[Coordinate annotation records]
--------------------------------------------------

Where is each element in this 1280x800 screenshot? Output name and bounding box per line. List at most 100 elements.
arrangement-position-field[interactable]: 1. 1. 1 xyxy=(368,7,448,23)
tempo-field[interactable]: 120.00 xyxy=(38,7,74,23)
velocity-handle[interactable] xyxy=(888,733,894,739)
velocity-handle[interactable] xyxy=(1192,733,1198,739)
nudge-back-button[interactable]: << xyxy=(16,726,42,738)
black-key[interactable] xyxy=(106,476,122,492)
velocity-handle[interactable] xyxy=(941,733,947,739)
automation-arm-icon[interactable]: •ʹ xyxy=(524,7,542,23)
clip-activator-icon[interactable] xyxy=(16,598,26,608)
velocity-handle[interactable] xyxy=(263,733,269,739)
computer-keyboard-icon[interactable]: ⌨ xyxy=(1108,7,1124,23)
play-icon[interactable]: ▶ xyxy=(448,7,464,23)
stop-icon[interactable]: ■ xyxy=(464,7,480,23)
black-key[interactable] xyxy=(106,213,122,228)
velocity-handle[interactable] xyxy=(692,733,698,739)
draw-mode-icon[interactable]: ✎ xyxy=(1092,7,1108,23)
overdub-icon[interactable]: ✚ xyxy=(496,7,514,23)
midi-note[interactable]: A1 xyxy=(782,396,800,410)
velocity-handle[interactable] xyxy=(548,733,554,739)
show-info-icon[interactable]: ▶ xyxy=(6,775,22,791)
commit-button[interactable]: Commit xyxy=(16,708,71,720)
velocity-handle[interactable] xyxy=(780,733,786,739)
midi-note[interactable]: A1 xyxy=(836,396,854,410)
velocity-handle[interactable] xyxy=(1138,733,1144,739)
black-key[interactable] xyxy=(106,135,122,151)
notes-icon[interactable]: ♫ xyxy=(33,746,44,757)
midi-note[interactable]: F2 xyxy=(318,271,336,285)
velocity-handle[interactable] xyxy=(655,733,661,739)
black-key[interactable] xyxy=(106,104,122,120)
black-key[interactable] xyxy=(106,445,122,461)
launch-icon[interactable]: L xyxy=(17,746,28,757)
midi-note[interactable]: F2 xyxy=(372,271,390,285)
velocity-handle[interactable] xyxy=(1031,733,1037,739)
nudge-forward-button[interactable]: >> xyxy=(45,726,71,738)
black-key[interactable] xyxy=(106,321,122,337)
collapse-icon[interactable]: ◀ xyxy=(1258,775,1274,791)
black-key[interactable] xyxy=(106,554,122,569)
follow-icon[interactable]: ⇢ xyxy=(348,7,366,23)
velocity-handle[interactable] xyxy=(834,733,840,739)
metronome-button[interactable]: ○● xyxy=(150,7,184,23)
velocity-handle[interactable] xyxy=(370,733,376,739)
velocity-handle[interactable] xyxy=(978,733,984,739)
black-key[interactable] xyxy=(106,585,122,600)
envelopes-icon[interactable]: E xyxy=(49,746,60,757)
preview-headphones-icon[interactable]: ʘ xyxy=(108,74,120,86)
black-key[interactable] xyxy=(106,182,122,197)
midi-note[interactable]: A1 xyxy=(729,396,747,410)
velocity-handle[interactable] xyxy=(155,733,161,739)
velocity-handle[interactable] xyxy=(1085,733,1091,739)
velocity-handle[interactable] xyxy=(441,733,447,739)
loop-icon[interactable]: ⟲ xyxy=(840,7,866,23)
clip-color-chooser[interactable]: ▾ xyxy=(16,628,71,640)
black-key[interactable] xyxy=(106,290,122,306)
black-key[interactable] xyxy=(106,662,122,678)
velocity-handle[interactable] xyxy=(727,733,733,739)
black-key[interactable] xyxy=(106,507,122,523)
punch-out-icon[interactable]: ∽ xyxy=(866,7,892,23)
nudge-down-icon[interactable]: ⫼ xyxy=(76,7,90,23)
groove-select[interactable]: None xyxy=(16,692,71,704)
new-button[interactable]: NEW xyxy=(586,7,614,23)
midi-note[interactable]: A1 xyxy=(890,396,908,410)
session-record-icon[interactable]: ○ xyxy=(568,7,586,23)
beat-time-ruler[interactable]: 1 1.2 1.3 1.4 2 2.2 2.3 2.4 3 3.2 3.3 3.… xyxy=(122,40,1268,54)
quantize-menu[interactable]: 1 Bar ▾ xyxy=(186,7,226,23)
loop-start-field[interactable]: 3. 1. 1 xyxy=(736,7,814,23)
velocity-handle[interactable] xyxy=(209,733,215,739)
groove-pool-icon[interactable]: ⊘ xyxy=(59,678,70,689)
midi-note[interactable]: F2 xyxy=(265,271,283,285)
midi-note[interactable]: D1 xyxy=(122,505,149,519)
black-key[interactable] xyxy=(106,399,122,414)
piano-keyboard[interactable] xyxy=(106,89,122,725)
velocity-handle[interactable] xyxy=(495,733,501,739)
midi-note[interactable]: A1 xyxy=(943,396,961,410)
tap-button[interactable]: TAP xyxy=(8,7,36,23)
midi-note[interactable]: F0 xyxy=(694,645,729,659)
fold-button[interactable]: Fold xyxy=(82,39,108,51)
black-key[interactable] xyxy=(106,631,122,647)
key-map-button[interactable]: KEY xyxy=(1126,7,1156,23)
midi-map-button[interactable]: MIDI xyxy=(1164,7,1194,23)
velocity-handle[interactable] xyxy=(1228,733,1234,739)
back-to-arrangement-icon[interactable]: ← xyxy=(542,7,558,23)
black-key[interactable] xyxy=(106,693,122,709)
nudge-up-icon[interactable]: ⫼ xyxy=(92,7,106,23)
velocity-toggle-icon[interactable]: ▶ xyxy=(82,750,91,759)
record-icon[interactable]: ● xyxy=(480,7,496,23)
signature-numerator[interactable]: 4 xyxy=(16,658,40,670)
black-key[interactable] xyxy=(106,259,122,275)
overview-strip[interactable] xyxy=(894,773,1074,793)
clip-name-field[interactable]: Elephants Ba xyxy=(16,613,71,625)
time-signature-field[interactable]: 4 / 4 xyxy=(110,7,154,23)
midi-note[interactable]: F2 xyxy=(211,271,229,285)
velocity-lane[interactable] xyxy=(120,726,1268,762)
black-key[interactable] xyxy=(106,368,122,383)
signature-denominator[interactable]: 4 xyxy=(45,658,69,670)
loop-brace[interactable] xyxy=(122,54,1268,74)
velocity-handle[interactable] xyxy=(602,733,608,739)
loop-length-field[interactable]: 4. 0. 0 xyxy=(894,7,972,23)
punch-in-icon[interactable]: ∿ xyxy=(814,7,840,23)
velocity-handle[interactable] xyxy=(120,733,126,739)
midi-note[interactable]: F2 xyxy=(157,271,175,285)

--------------------------------------------------

*Work required*:
Write out every line of the data above word for word, with nothing changed.

*Result of this task*:
Where is each element in this 1280x800 screenshot? Output name and bounding box per line. List at most 100 elements.
arrangement-position-field[interactable]: 1. 1. 1 xyxy=(368,7,448,23)
tempo-field[interactable]: 120.00 xyxy=(38,7,74,23)
velocity-handle[interactable] xyxy=(888,733,894,739)
velocity-handle[interactable] xyxy=(1192,733,1198,739)
nudge-back-button[interactable]: << xyxy=(16,726,42,738)
black-key[interactable] xyxy=(106,476,122,492)
velocity-handle[interactable] xyxy=(941,733,947,739)
automation-arm-icon[interactable]: •ʹ xyxy=(524,7,542,23)
clip-activator-icon[interactable] xyxy=(16,598,26,608)
velocity-handle[interactable] xyxy=(263,733,269,739)
computer-keyboard-icon[interactable]: ⌨ xyxy=(1108,7,1124,23)
play-icon[interactable]: ▶ xyxy=(448,7,464,23)
stop-icon[interactable]: ■ xyxy=(464,7,480,23)
black-key[interactable] xyxy=(106,213,122,228)
velocity-handle[interactable] xyxy=(692,733,698,739)
draw-mode-icon[interactable]: ✎ xyxy=(1092,7,1108,23)
overdub-icon[interactable]: ✚ xyxy=(496,7,514,23)
midi-note[interactable]: A1 xyxy=(782,396,800,410)
velocity-handle[interactable] xyxy=(548,733,554,739)
show-info-icon[interactable]: ▶ xyxy=(6,775,22,791)
commit-button[interactable]: Commit xyxy=(16,708,71,720)
velocity-handle[interactable] xyxy=(780,733,786,739)
midi-note[interactable]: A1 xyxy=(836,396,854,410)
velocity-handle[interactable] xyxy=(1138,733,1144,739)
black-key[interactable] xyxy=(106,135,122,151)
notes-icon[interactable]: ♫ xyxy=(33,746,44,757)
midi-note[interactable]: F2 xyxy=(318,271,336,285)
velocity-handle[interactable] xyxy=(655,733,661,739)
black-key[interactable] xyxy=(106,104,122,120)
black-key[interactable] xyxy=(106,445,122,461)
launch-icon[interactable]: L xyxy=(17,746,28,757)
midi-note[interactable]: F2 xyxy=(372,271,390,285)
velocity-handle[interactable] xyxy=(1031,733,1037,739)
nudge-forward-button[interactable]: >> xyxy=(45,726,71,738)
black-key[interactable] xyxy=(106,321,122,337)
collapse-icon[interactable]: ◀ xyxy=(1258,775,1274,791)
black-key[interactable] xyxy=(106,554,122,569)
follow-icon[interactable]: ⇢ xyxy=(348,7,366,23)
velocity-handle[interactable] xyxy=(834,733,840,739)
metronome-button[interactable]: ○● xyxy=(150,7,184,23)
velocity-handle[interactable] xyxy=(370,733,376,739)
velocity-handle[interactable] xyxy=(978,733,984,739)
black-key[interactable] xyxy=(106,585,122,600)
envelopes-icon[interactable]: E xyxy=(49,746,60,757)
preview-headphones-icon[interactable]: ʘ xyxy=(108,74,120,86)
black-key[interactable] xyxy=(106,182,122,197)
midi-note[interactable]: A1 xyxy=(729,396,747,410)
velocity-handle[interactable] xyxy=(155,733,161,739)
velocity-handle[interactable] xyxy=(1085,733,1091,739)
velocity-handle[interactable] xyxy=(441,733,447,739)
loop-icon[interactable]: ⟲ xyxy=(840,7,866,23)
clip-color-chooser[interactable]: ▾ xyxy=(16,628,71,640)
black-key[interactable] xyxy=(106,290,122,306)
black-key[interactable] xyxy=(106,662,122,678)
velocity-handle[interactable] xyxy=(727,733,733,739)
black-key[interactable] xyxy=(106,507,122,523)
punch-out-icon[interactable]: ∽ xyxy=(866,7,892,23)
nudge-down-icon[interactable]: ⫼ xyxy=(76,7,90,23)
groove-select[interactable]: None xyxy=(16,692,71,704)
new-button[interactable]: NEW xyxy=(586,7,614,23)
midi-note[interactable]: A1 xyxy=(890,396,908,410)
session-record-icon[interactable]: ○ xyxy=(568,7,586,23)
beat-time-ruler[interactable]: 1 1.2 1.3 1.4 2 2.2 2.3 2.4 3 3.2 3.3 3.… xyxy=(122,40,1268,54)
quantize-menu[interactable]: 1 Bar ▾ xyxy=(186,7,226,23)
loop-start-field[interactable]: 3. 1. 1 xyxy=(736,7,814,23)
velocity-handle[interactable] xyxy=(209,733,215,739)
groove-pool-icon[interactable]: ⊘ xyxy=(59,678,70,689)
midi-note[interactable]: F2 xyxy=(265,271,283,285)
midi-note[interactable]: D1 xyxy=(122,505,149,519)
black-key[interactable] xyxy=(106,399,122,414)
piano-keyboard[interactable] xyxy=(106,89,122,725)
velocity-handle[interactable] xyxy=(495,733,501,739)
midi-note[interactable]: A1 xyxy=(943,396,961,410)
tap-button[interactable]: TAP xyxy=(8,7,36,23)
midi-note[interactable]: F0 xyxy=(694,645,729,659)
fold-button[interactable]: Fold xyxy=(82,39,108,51)
black-key[interactable] xyxy=(106,631,122,647)
key-map-button[interactable]: KEY xyxy=(1126,7,1156,23)
midi-map-button[interactable]: MIDI xyxy=(1164,7,1194,23)
velocity-handle[interactable] xyxy=(1228,733,1234,739)
back-to-arrangement-icon[interactable]: ← xyxy=(542,7,558,23)
black-key[interactable] xyxy=(106,693,122,709)
nudge-up-icon[interactable]: ⫼ xyxy=(92,7,106,23)
velocity-toggle-icon[interactable]: ▶ xyxy=(82,750,91,759)
record-icon[interactable]: ● xyxy=(480,7,496,23)
signature-numerator[interactable]: 4 xyxy=(16,658,40,670)
black-key[interactable] xyxy=(106,259,122,275)
overview-strip[interactable] xyxy=(894,773,1074,793)
clip-name-field[interactable]: Elephants Ba xyxy=(16,613,71,625)
time-signature-field[interactable]: 4 / 4 xyxy=(110,7,154,23)
midi-note[interactable]: F2 xyxy=(211,271,229,285)
velocity-lane[interactable] xyxy=(120,726,1268,762)
black-key[interactable] xyxy=(106,368,122,383)
signature-denominator[interactable]: 4 xyxy=(45,658,69,670)
loop-brace[interactable] xyxy=(122,54,1268,74)
velocity-handle[interactable] xyxy=(602,733,608,739)
loop-length-field[interactable]: 4. 0. 0 xyxy=(894,7,972,23)
punch-in-icon[interactable]: ∿ xyxy=(814,7,840,23)
velocity-handle[interactable] xyxy=(120,733,126,739)
midi-note[interactable]: F2 xyxy=(157,271,175,285)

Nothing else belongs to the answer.